>> Start Dataset excerpts

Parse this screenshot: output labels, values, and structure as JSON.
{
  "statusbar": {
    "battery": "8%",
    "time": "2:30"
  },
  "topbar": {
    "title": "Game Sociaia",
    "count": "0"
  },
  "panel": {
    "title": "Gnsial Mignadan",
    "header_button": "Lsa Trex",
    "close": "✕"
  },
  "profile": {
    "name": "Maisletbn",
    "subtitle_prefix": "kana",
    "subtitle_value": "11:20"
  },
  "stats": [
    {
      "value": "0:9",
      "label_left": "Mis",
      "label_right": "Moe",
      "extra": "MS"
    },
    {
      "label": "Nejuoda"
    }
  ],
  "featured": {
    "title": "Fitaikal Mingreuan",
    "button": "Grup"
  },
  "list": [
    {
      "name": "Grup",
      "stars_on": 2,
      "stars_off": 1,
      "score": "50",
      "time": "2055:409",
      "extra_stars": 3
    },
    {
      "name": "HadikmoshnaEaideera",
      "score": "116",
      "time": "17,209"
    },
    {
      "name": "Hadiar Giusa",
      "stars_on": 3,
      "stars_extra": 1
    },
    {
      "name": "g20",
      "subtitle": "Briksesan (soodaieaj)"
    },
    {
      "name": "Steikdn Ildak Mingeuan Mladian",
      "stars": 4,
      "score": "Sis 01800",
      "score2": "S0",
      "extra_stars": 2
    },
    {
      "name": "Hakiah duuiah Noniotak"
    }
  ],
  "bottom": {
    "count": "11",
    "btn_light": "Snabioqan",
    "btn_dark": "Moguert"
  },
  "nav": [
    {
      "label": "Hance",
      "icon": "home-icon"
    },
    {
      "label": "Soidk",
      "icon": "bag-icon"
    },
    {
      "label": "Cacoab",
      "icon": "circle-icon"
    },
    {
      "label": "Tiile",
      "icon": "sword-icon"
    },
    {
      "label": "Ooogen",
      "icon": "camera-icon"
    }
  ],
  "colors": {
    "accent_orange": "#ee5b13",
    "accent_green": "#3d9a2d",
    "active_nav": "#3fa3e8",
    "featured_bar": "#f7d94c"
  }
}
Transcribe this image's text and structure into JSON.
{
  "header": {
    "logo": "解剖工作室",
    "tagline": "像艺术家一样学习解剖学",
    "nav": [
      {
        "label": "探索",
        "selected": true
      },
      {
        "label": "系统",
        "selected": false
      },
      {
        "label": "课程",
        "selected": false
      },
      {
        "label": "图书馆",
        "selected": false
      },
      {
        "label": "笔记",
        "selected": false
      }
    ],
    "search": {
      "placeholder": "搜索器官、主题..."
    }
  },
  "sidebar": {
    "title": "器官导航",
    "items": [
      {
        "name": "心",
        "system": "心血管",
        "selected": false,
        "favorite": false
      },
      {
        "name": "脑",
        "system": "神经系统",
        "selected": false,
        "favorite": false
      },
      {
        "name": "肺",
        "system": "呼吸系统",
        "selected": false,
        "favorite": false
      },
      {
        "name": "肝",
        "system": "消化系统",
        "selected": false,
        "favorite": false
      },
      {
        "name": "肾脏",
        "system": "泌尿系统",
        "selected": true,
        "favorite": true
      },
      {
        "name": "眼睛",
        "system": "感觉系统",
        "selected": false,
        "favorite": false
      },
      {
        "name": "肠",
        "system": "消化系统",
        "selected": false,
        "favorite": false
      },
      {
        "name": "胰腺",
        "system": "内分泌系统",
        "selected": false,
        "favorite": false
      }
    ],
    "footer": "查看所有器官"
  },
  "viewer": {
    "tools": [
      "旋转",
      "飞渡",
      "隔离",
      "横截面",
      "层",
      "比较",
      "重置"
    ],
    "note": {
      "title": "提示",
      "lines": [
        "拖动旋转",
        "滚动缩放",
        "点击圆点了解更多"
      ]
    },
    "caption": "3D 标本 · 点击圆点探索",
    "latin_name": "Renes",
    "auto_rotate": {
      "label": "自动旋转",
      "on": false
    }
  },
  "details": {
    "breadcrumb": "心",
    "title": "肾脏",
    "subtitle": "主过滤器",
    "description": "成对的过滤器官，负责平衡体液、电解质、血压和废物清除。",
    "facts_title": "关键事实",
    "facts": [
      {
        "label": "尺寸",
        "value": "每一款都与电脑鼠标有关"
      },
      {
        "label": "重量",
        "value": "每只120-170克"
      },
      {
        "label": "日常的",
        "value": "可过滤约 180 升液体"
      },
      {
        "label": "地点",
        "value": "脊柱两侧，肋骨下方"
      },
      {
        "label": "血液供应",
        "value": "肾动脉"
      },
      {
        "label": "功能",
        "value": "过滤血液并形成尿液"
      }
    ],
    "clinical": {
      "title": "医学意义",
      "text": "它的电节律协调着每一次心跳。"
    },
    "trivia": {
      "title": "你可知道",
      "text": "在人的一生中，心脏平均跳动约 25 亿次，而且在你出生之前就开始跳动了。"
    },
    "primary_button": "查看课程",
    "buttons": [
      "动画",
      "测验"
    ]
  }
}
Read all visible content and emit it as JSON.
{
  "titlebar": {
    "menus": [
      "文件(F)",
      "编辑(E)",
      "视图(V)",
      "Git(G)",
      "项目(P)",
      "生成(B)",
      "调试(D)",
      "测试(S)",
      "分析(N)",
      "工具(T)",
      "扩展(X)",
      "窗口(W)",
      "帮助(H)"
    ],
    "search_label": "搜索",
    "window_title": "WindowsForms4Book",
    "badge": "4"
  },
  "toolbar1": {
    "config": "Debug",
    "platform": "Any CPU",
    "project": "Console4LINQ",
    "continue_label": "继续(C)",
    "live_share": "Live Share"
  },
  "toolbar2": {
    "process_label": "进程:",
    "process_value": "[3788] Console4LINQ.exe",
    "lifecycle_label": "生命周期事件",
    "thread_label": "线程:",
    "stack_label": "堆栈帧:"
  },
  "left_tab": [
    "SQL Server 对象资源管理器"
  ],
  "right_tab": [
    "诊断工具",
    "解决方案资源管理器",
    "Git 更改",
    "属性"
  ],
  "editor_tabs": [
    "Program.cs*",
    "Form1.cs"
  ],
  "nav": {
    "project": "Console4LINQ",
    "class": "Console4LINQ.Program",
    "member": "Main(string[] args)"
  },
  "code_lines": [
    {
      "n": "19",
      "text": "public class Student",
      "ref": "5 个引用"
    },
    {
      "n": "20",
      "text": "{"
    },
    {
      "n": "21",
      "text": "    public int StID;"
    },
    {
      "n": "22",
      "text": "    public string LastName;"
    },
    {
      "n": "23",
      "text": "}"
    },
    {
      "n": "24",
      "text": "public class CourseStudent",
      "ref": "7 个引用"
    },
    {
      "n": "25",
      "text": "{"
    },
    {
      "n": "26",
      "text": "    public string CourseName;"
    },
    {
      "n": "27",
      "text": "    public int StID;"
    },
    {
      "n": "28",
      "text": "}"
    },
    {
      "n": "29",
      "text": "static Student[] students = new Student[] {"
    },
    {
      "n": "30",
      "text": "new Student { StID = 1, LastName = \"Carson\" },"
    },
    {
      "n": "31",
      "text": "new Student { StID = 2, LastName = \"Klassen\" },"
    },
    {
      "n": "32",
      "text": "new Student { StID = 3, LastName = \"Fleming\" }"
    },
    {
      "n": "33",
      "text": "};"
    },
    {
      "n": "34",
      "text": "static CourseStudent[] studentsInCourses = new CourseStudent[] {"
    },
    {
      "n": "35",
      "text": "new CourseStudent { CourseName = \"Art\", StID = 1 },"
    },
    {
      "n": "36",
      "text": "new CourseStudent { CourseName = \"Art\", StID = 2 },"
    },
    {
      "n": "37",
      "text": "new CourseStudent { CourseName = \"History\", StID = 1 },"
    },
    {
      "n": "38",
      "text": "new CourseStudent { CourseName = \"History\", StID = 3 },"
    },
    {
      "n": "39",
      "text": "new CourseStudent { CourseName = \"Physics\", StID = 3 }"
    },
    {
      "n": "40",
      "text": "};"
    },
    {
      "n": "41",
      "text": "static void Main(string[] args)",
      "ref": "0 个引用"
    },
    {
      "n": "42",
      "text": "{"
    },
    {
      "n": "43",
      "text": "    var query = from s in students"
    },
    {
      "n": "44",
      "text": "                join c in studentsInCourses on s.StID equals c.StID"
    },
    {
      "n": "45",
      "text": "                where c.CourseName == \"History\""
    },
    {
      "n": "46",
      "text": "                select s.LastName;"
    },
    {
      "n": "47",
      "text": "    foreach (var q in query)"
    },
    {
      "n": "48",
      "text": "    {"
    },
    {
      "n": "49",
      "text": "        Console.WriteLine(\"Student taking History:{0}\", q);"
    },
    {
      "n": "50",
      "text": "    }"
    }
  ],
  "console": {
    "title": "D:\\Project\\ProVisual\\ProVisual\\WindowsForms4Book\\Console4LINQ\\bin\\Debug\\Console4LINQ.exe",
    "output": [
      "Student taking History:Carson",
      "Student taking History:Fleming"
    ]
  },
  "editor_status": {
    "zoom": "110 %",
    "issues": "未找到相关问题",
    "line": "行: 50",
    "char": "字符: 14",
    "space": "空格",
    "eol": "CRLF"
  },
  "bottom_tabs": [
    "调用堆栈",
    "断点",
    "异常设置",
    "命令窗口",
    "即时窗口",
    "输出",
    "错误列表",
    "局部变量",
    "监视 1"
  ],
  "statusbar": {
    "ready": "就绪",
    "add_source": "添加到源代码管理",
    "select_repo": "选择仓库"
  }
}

>> End Dataset excerpts

▶ _Written instruction_: Among the lines of the data, identify those with the word "true". Copy each of them.

▶ _Result of this exercise_:
        "selected": true
        "selected": true,
        "favorite": true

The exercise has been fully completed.